Send back all the data below, exactly as given.

(Extracted data entries)
☆ ☆ ☆ ☆

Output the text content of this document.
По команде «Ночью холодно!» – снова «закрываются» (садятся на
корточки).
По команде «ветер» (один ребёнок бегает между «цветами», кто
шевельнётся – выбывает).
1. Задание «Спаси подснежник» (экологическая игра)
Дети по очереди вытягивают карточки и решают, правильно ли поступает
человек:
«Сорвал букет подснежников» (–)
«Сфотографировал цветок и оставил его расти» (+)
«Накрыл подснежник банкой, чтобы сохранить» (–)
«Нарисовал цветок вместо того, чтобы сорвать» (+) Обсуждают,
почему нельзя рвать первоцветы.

☆ ☆ ☆ ☆

→ WRITTEN REPLY
Output the text content of this document.
По команде «Ночью холодно!» – снова «закрываются» (садятся на
корточки).
По команде «ветер» (один ребёнок бегает между «цветами», кто
шевельнётся – выбывает).
1. Задание «Спаси подснежник» (экологическая игра)
Дети по очереди вытягивают карточки и решают, правильно ли поступает
человек:
«Сорвал букет подснежников» (–)
«Сфотографировал цветок и оставил его расти» (+)
«Накрыл подснежник банкой, чтобы сохранить» (–)
«Нарисовал цветок вместо того, чтобы сорвать» (+) Обсуждают,
почему нельзя рвать первоцветы.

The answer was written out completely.